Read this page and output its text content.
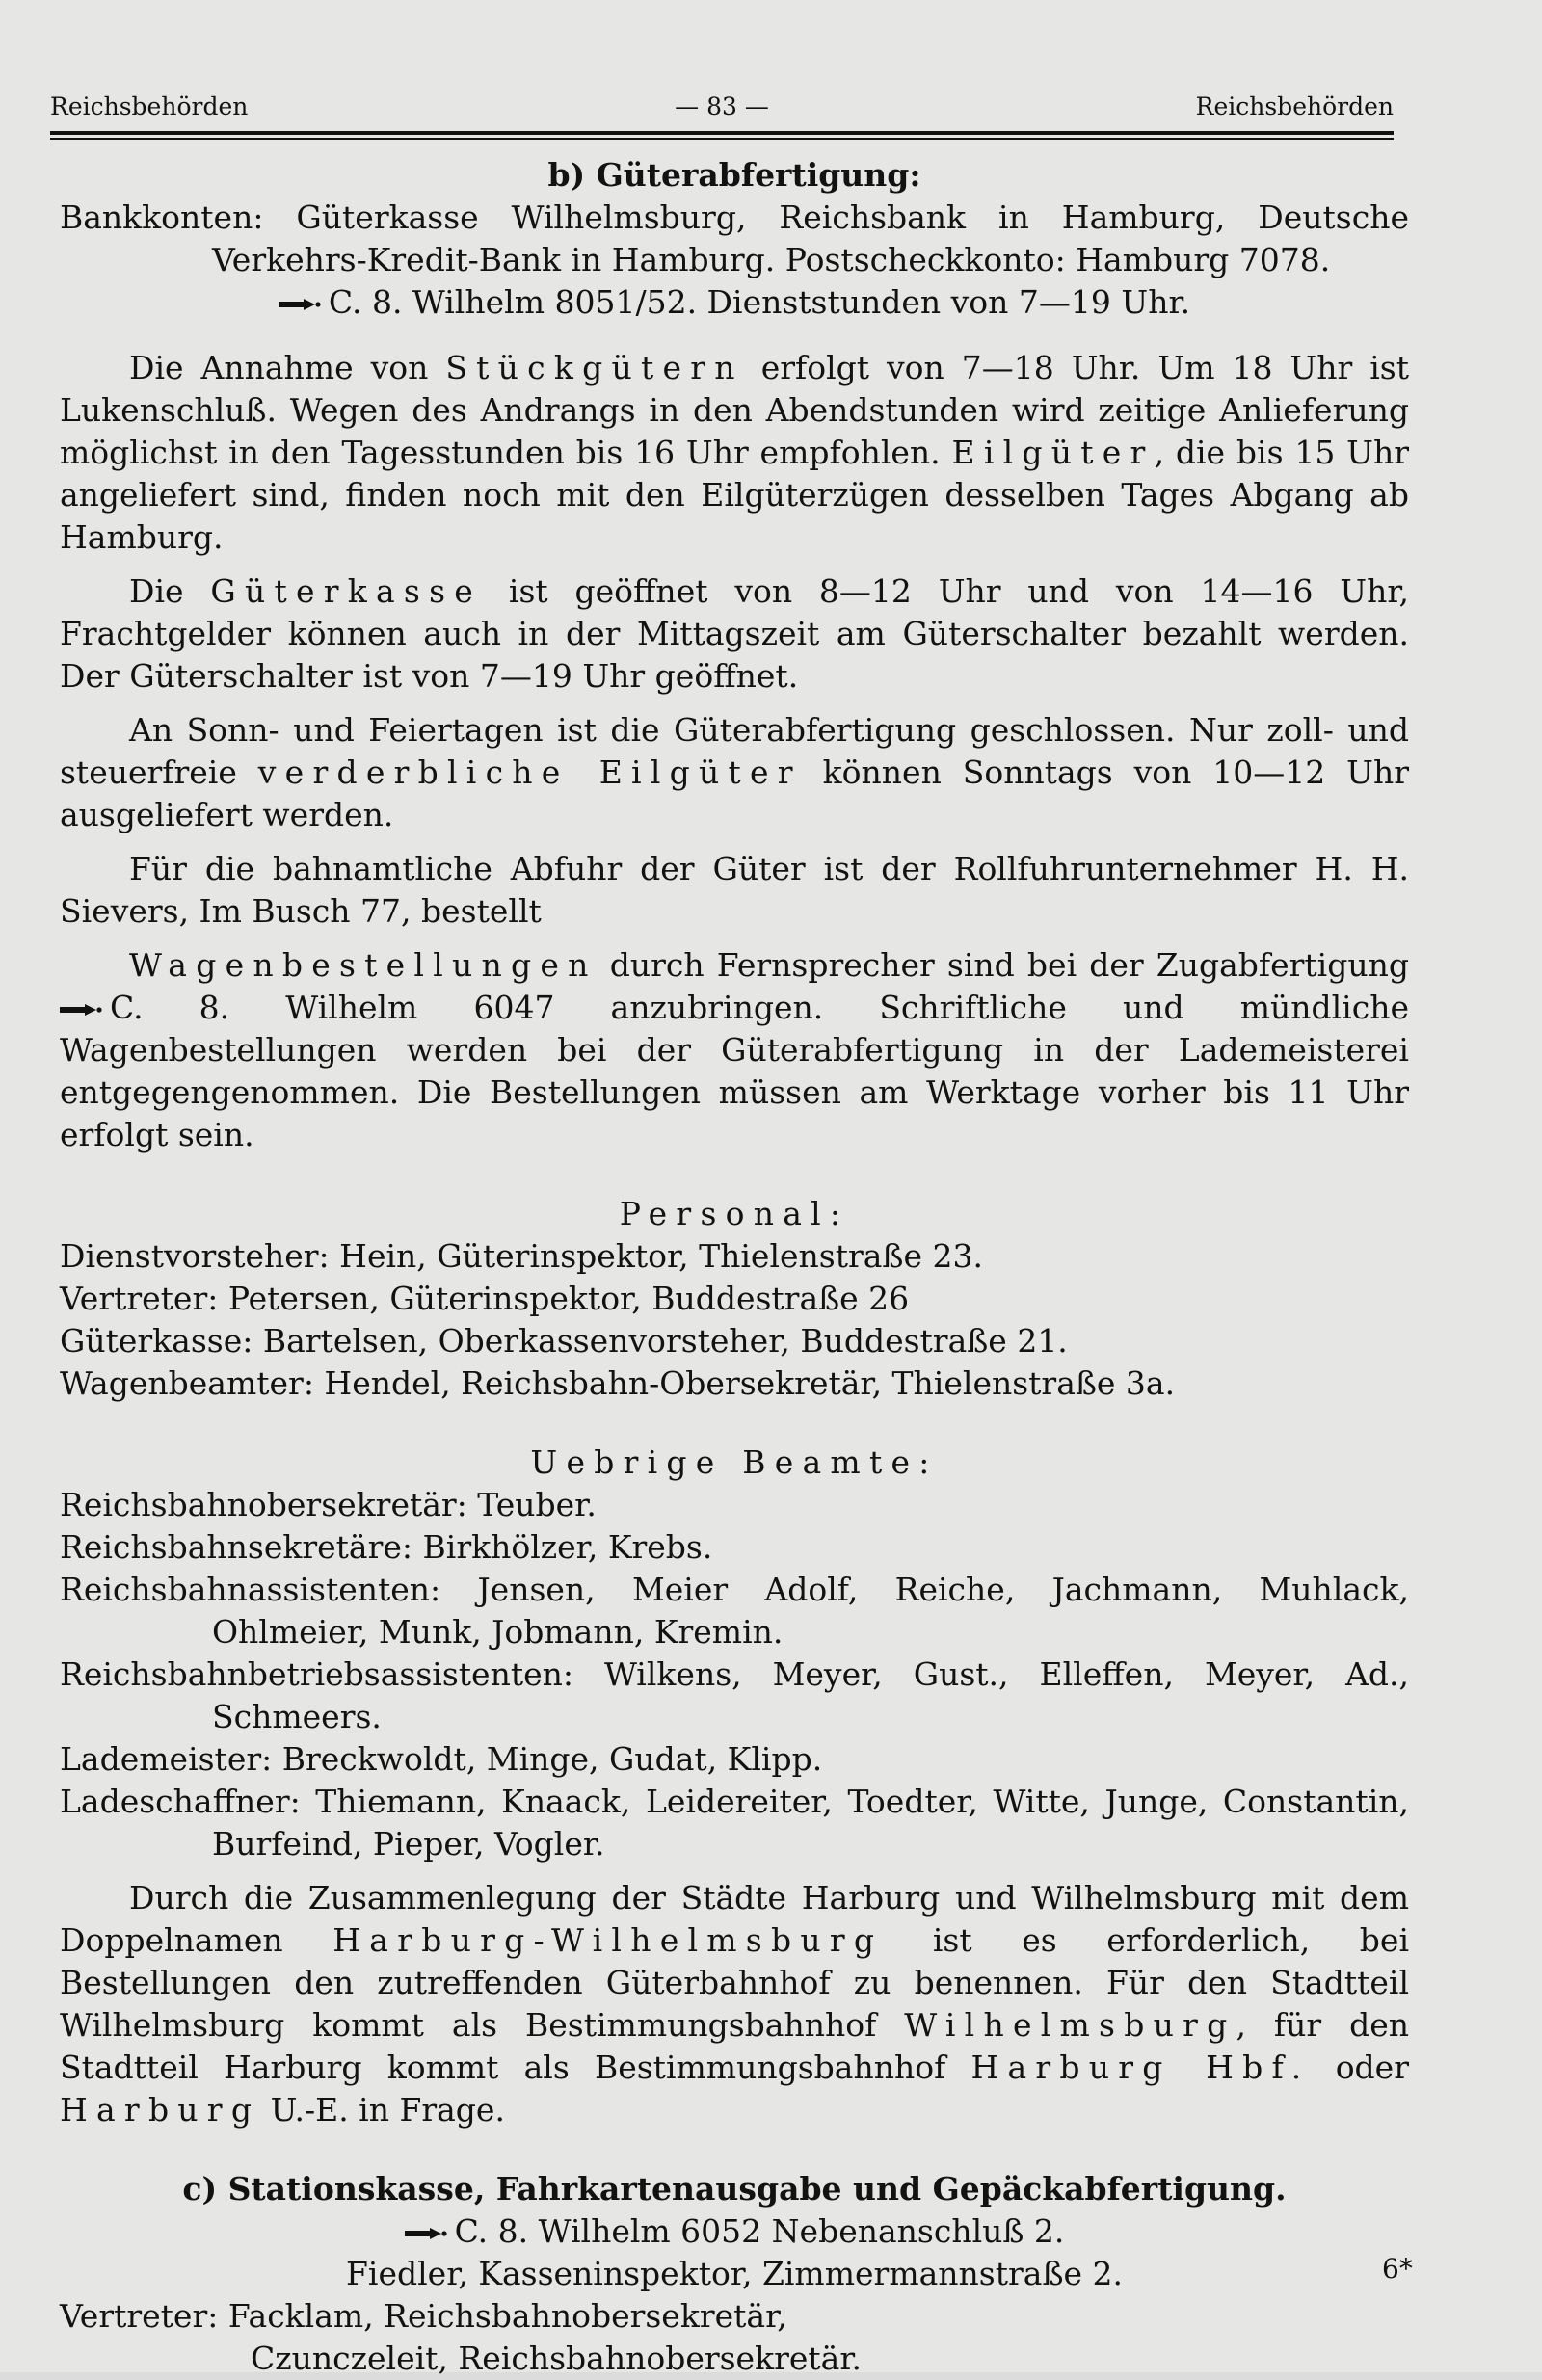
Reichsbehörden	— 83 —	Reichsbehörden

b) Güterabfertigung:

Bankkonten: Güterkasse Wilhelmsburg, Reichsbank in Hamburg, Deutsche Verkehrs-Kredit-Bank in Hamburg. Postscheckkonto: Hamburg 7078.

C. 8. Wilhelm 8051/52. Dienststunden von 7—19 Uhr.

Die Annahme von Stückgütern erfolgt von 7—18 Uhr. Um 18 Uhr ist Lukenschluß. Wegen des Andrangs in den Abendstunden wird zeitige Anlieferung möglichst in den Tagesstunden bis 16 Uhr empfohlen. Eilgüter, die bis 15 Uhr angeliefert sind, finden noch mit den Eilgüterzügen desselben Tages Abgang ab Hamburg.

Die Güterkasse ist geöffnet von 8—12 Uhr und von 14—16 Uhr, Frachtgelder können auch in der Mittagszeit am Güterschalter bezahlt werden. Der Güterschalter ist von 7—19 Uhr geöffnet.

An Sonn- und Feiertagen ist die Güterabfertigung geschlossen. Nur zoll- und steuerfreie verderbliche Eilgüter können Sonntags von 10—12 Uhr ausgeliefert werden.

Für die bahnamtliche Abfuhr der Güter ist der Rollfuhrunternehmer H. H. Sievers, Im Busch 77, bestellt

Wagenbestellungen durch Fernsprecher sind bei der Zugabfertigung
C. 8. Wilhelm 6047 anzubringen. Schriftliche und mündliche Wagenbestellungen werden bei der Güterabfertigung in der Lademeisterei entgegengenommen. Die Bestellungen müssen am Werktage vorher bis 11 Uhr erfolgt sein.

Personal:

Dienstvorsteher: Hein, Güterinspektor, Thielenstraße 23.

Vertreter: Petersen, Güterinspektor, Buddestraße 26

Güterkasse: Bartelsen, Oberkassenvorsteher, Buddestraße 21.

Wagenbeamter: Hendel, Reichsbahn-Obersekretär, Thielenstraße 3a.

Uebrige Beamte:

Reichsbahnobersekretär: Teuber.

Reichsbahnsekretäre: Birkhölzer, Krebs.

Reichsbahnassistenten: Jensen, Meier Adolf, Reiche, Jachmann, Muhlack, Ohlmeier, Munk, Jobmann, Kremin.

Reichsbahnbetriebsassistenten: Wilkens, Meyer, Gust., Elleffen, Meyer, Ad., Schmeers.

Lademeister: Breckwoldt, Minge, Gudat, Klipp.

Ladeschaffner: Thiemann, Knaack, Leidereiter, Toedter, Witte, Junge, Constantin, Burfeind, Pieper, Vogler.

Durch die Zusammenlegung der Städte Harburg und Wilhelmsburg mit dem Doppelnamen Harburg-Wilhelmsburg ist es erforderlich, bei Bestellungen den zutreffenden Güterbahnhof zu benennen. Für den Stadtteil Wilhelmsburg kommt als Bestimmungsbahnhof Wilhelmsburg, für den Stadtteil Harburg kommt als Bestimmungsbahnhof Harburg Hbf. oder Harburg U.-E. in Frage.

c) Stationskasse, Fahrkartenausgabe und Gepäckabfertigung.

C. 8. Wilhelm 6052 Nebenanschluß 2.

Fiedler, Kasseninspektor, Zimmermannstraße 2.

Vertreter: Facklam, Reichsbahnobersekretär,

Czunczeleit, Reichsbahnobersekretär.

6*
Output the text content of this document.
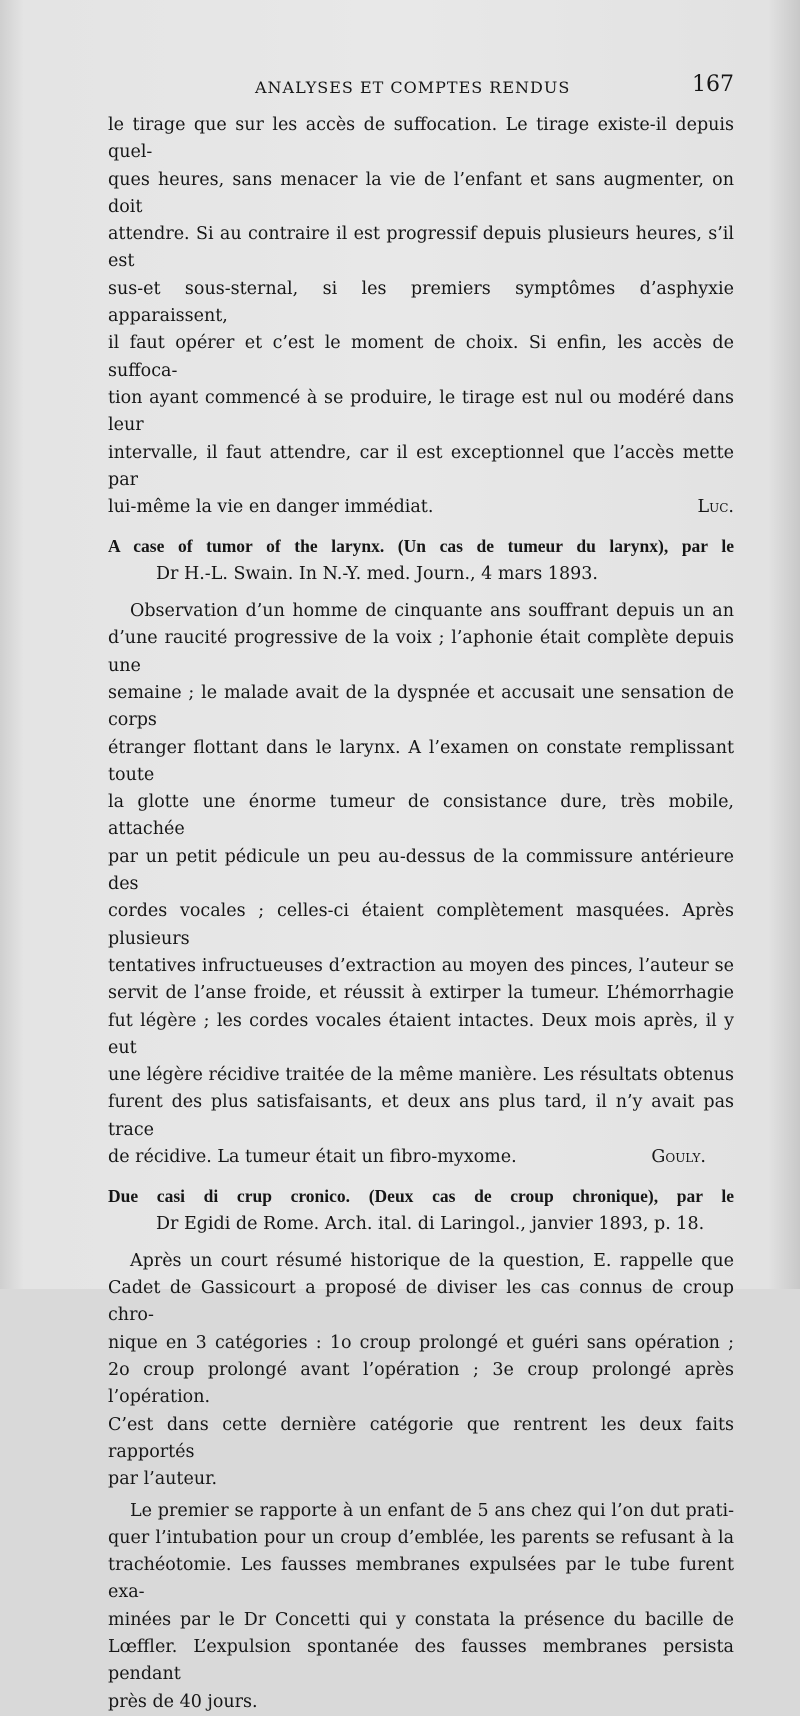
ANALYSES ET COMPTES RENDUS	167

le tirage que sur les accès de suffocation. Le tirage existe-il depuis quel-

ques heures, sans menacer la vie de l’enfant et sans augmenter, on doit

attendre. Si au contraire il est progressif depuis plusieurs heures, s’il est

sus-et sous-sternal, si les premiers symptômes d’asphyxie apparaissent,

il faut opérer et c’est le moment de choix. Si enfin, les accès de suffoca-

tion ayant commencé à se produire, le tirage est nul ou modéré dans leur

intervalle, il faut attendre, car il est exceptionnel que l’accès mette par

lui-même la vie en danger immédiat.	Luc.

A case of tumor of the larynx. (Un cas de tumeur du larynx), par le

Dr H.-L. Swain. In N.-Y. med. Journ., 4 mars 1893.

Observation d’un homme de cinquante ans souffrant depuis un an

d’une raucité progressive de la voix ; l’aphonie était complète depuis une

semaine ; le malade avait de la dyspnée et accusait une sensation de corps

étranger flottant dans le larynx. A l’examen on constate remplissant toute

la glotte une énorme tumeur de consistance dure, très mobile, attachée

par un petit pédicule un peu au-dessus de la commissure antérieure des

cordes vocales ; celles-ci étaient complètement masquées. Après plusieurs

tentatives infructueuses d’extraction au moyen des pinces, l’auteur se

servit de l’anse froide, et réussit à extirper la tumeur. L’hémorrhagie

fut légère ; les cordes vocales étaient intactes. Deux mois après, il y eut

une légère récidive traitée de la même manière. Les résultats obtenus

furent des plus satisfaisants, et deux ans plus tard, il n’y avait pas trace

de récidive. La tumeur était un fibro-myxome.	Gouly.

Due casi di crup cronico. (Deux cas de croup chronique), par le

Dr Egidi de Rome. Arch. ital. di Laringol., janvier 1893, p. 18.

Après un court résumé historique de la question, E. rappelle que

Cadet de Gassicourt a proposé de diviser les cas connus de croup chro-

nique en 3 catégories : 1o croup prolongé et guéri sans opération ;

2o croup prolongé avant l’opération ; 3e croup prolongé après l’opération.

C’est dans cette dernière catégorie que rentrent les deux faits rapportés

par l’auteur.

Le premier se rapporte à un enfant de 5 ans chez qui l’on dut prati-

quer l’intubation pour un croup d’emblée, les parents se refusant à la

trachéotomie. Les fausses membranes expulsées par le tube furent exa-

minées par le Dr Concetti qui y constata la présence du bacille de

Lœffler. L’expulsion spontanée des fausses membranes persista pendant

près de 40 jours.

━━━━

Assigned task:
Copy out the lines above with "Wilhelmsburg" in them.

Answer to the exercise:
Bankkonten: Güterkasse Wilhelmsburg, Reichsbank in Hamburg, Deutsche Verkehrs-Kredit-Bank in Hamburg. Postscheckkonto: Hamburg 7078.
Durch die Zusammenlegung der Städte Harburg und Wilhelmsburg mit dem Doppelnamen Harburg-Wilhelmsburg ist es erforderlich, bei Bestellungen den zutreffenden Güterbahnhof zu benennen. Für den Stadtteil Wilhelmsburg kommt als Bestimmungsbahnhof Wilhelmsburg, für den Stadtteil Harburg kommt als Bestimmungsbahnhof Harburg Hbf. oder Harburg U.-E. in Frage.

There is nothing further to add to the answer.